▸ **Work required**: Below is a listing; write it out exactly and drop any images from it.

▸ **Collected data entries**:
---*---

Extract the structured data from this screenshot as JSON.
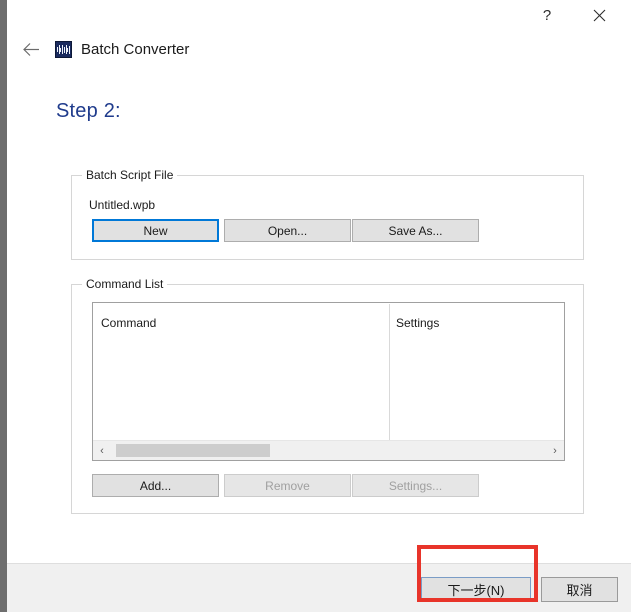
{
  "window": {
    "app_title": "Batch Converter",
    "app_icon": "waveform-icon",
    "back_icon": "back-arrow-icon",
    "help_label": "?",
    "close_icon": "close-icon"
  },
  "content": {
    "step_heading": "Step 2:"
  },
  "batch_script_file": {
    "group_title": "Batch Script File",
    "file_name": "Untitled.wpb",
    "buttons": [
      {
        "label": "New",
        "state": "focused"
      },
      {
        "label": "Open...",
        "state": "normal"
      },
      {
        "label": "Save As...",
        "state": "normal"
      }
    ]
  },
  "command_list": {
    "group_title": "Command List",
    "columns": [
      {
        "label": "Command"
      },
      {
        "label": "Settings"
      }
    ],
    "rows": [],
    "scrollbar": {
      "left_arrow": "‹",
      "right_arrow": "›"
    },
    "buttons": [
      {
        "label": "Add...",
        "state": "normal"
      },
      {
        "label": "Remove",
        "state": "disabled"
      },
      {
        "label": "Settings...",
        "state": "disabled"
      }
    ]
  },
  "footer": {
    "next_label": "下一步(N)",
    "cancel_label": "取消"
  },
  "colors": {
    "accent_blue": "#0078d7",
    "heading_blue": "#1f3b8c",
    "highlight_red": "#e8342a",
    "button_face": "#e1e1e1",
    "footer_bg": "#f0f0f0"
  }
}
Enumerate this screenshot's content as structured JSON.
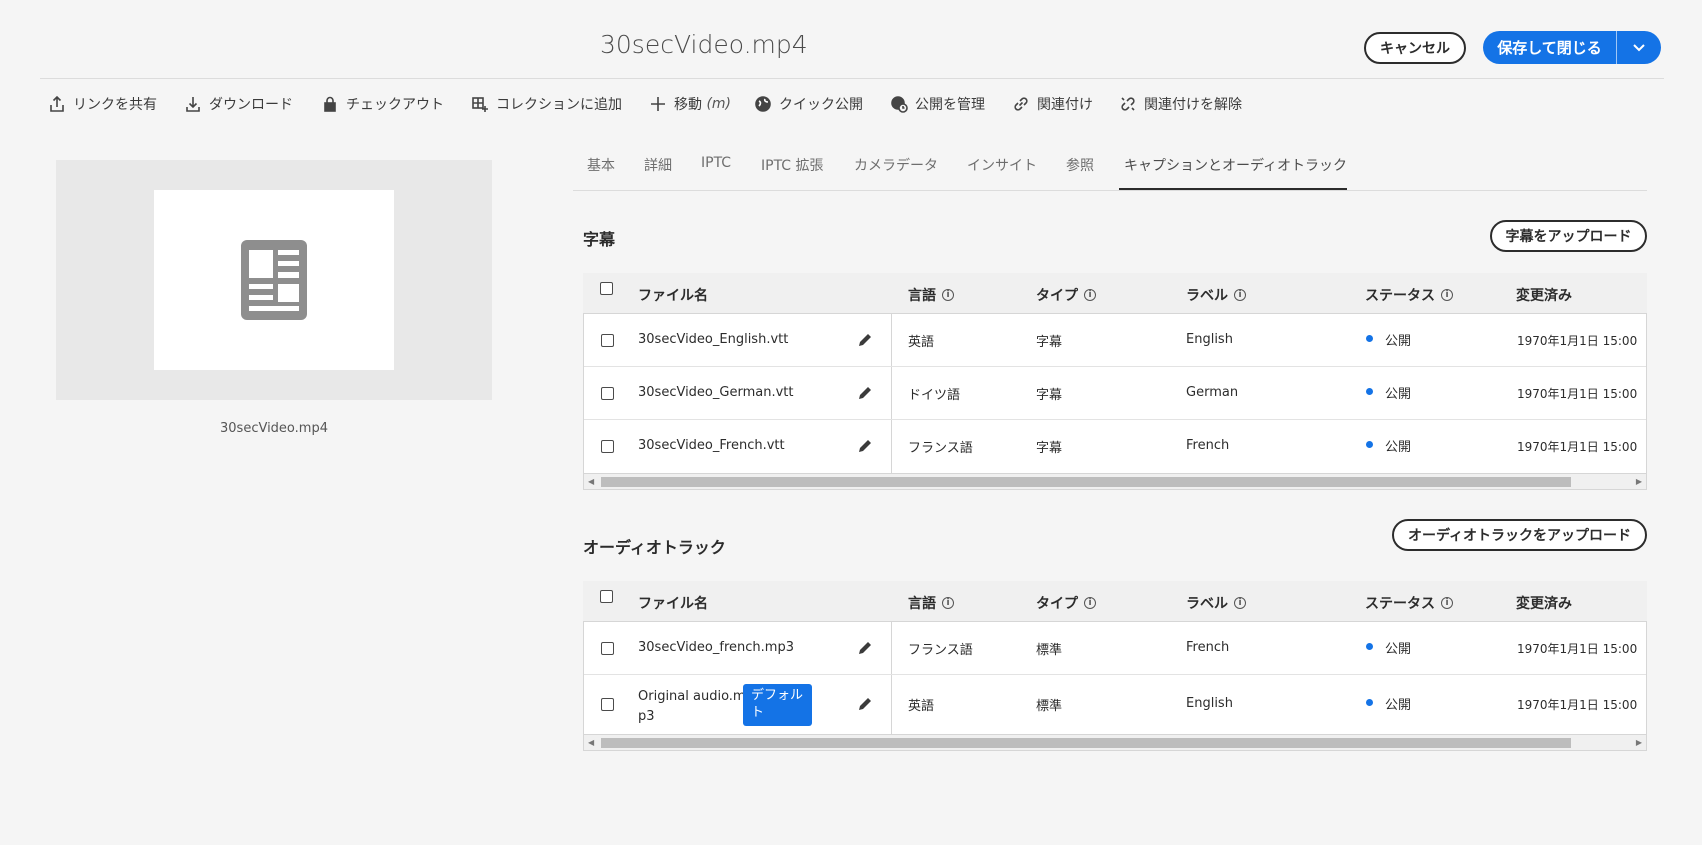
{
  "header": {
    "title": "30secVideo.mp4",
    "cancel_label": "キャンセル",
    "save_close_label": "保存して閉じる"
  },
  "toolbar": {
    "share_link": "リンクを共有",
    "download": "ダウンロード",
    "checkout": "チェックアウト",
    "add_to_collection": "コレクションに追加",
    "move": "移動",
    "move_shortcut": "(m)",
    "quick_publish": "クイック公開",
    "manage_publication": "公開を管理",
    "relate": "関連付け",
    "unrelate": "関連付けを解除"
  },
  "preview": {
    "filename": "30secVideo.mp4"
  },
  "tabs": [
    "基本",
    "詳細",
    "IPTC",
    "IPTC 拡張",
    "カメラデータ",
    "インサイト",
    "参照",
    "キャプションとオーディオトラック"
  ],
  "columns": {
    "filename": "ファイル名",
    "language": "言語",
    "type": "タイプ",
    "label": "ラベル",
    "status": "ステータス",
    "modified": "変更済み"
  },
  "captions": {
    "heading": "字幕",
    "upload_label": "字幕をアップロード",
    "rows": [
      {
        "file": "30secVideo_English.vtt",
        "language": "英語",
        "type": "字幕",
        "label": "English",
        "status": "公開",
        "modified": "1970年1月1日 15:00"
      },
      {
        "file": "30secVideo_German.vtt",
        "language": "ドイツ語",
        "type": "字幕",
        "label": "German",
        "status": "公開",
        "modified": "1970年1月1日 15:00"
      },
      {
        "file": "30secVideo_French.vtt",
        "language": "フランス語",
        "type": "字幕",
        "label": "French",
        "status": "公開",
        "modified": "1970年1月1日 15:00"
      }
    ]
  },
  "audio": {
    "heading": "オーディオトラック",
    "upload_label": "オーディオトラックをアップロード",
    "rows": [
      {
        "file": "30secVideo_french.mp3",
        "language": "フランス語",
        "type": "標準",
        "label": "French",
        "status": "公開",
        "modified": "1970年1月1日 15:00"
      },
      {
        "file_line1": "Original audio.m",
        "file_line2": "p3",
        "badge": "デフォルト",
        "language": "英語",
        "type": "標準",
        "label": "English",
        "status": "公開",
        "modified": "1970年1月1日 15:00"
      }
    ]
  },
  "colors": {
    "accent": "#1473e6",
    "status_dot": "#1473e6"
  }
}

---*---

▸ **Written solution**:
Extract the structured data from this screenshot as JSON.
{
  "window": {
    "app_title": "Batch Converter",
    "app_icon": "waveform-icon",
    "back_icon": "back-arrow-icon",
    "help_label": "?",
    "close_icon": "close-icon"
  },
  "content": {
    "step_heading": "Step 2:"
  },
  "batch_script_file": {
    "group_title": "Batch Script File",
    "file_name": "Untitled.wpb",
    "buttons": [
      {
        "label": "New",
        "state": "focused"
      },
      {
        "label": "Open...",
        "state": "normal"
      },
      {
        "label": "Save As...",
        "state": "normal"
      }
    ]
  },
  "command_list": {
    "group_title": "Command List",
    "columns": [
      {
        "label": "Command"
      },
      {
        "label": "Settings"
      }
    ],
    "rows": [],
    "scrollbar": {
      "left_arrow": "‹",
      "right_arrow": "›"
    },
    "buttons": [
      {
        "label": "Add...",
        "state": "normal"
      },
      {
        "label": "Remove",
        "state": "disabled"
      },
      {
        "label": "Settings...",
        "state": "disabled"
      }
    ]
  },
  "footer": {
    "next_label": "下一步(N)",
    "cancel_label": "取消"
  },
  "colors": {
    "accent_blue": "#0078d7",
    "heading_blue": "#1f3b8c",
    "highlight_red": "#e8342a",
    "button_face": "#e1e1e1",
    "footer_bg": "#f0f0f0"
  }
}
Enumerate this screenshot's content as structured JSON.
{
  "header": {
    "title": "30secVideo.mp4",
    "cancel_label": "キャンセル",
    "save_close_label": "保存して閉じる"
  },
  "toolbar": {
    "share_link": "リンクを共有",
    "download": "ダウンロード",
    "checkout": "チェックアウト",
    "add_to_collection": "コレクションに追加",
    "move": "移動",
    "move_shortcut": "(m)",
    "quick_publish": "クイック公開",
    "manage_publication": "公開を管理",
    "relate": "関連付け",
    "unrelate": "関連付けを解除"
  },
  "preview": {
    "filename": "30secVideo.mp4"
  },
  "tabs": [
    "基本",
    "詳細",
    "IPTC",
    "IPTC 拡張",
    "カメラデータ",
    "インサイト",
    "参照",
    "キャプションとオーディオトラック"
  ],
  "columns": {
    "filename": "ファイル名",
    "language": "言語",
    "type": "タイプ",
    "label": "ラベル",
    "status": "ステータス",
    "modified": "変更済み"
  },
  "captions": {
    "heading": "字幕",
    "upload_label": "字幕をアップロード",
    "rows": [
      {
        "file": "30secVideo_English.vtt",
        "language": "英語",
        "type": "字幕",
        "label": "English",
        "status": "公開",
        "modified": "1970年1月1日 15:00"
      },
      {
        "file": "30secVideo_German.vtt",
        "language": "ドイツ語",
        "type": "字幕",
        "label": "German",
        "status": "公開",
        "modified": "1970年1月1日 15:00"
      },
      {
        "file": "30secVideo_French.vtt",
        "language": "フランス語",
        "type": "字幕",
        "label": "French",
        "status": "公開",
        "modified": "1970年1月1日 15:00"
      }
    ]
  },
  "audio": {
    "heading": "オーディオトラック",
    "upload_label": "オーディオトラックをアップロード",
    "rows": [
      {
        "file": "30secVideo_french.mp3",
        "language": "フランス語",
        "type": "標準",
        "label": "French",
        "status": "公開",
        "modified": "1970年1月1日 15:00"
      },
      {
        "file_line1": "Original audio.m",
        "file_line2": "p3",
        "badge": "デフォルト",
        "language": "英語",
        "type": "標準",
        "label": "English",
        "status": "公開",
        "modified": "1970年1月1日 15:00"
      }
    ]
  },
  "colors": {
    "accent": "#1473e6",
    "status_dot": "#1473e6"
  }
}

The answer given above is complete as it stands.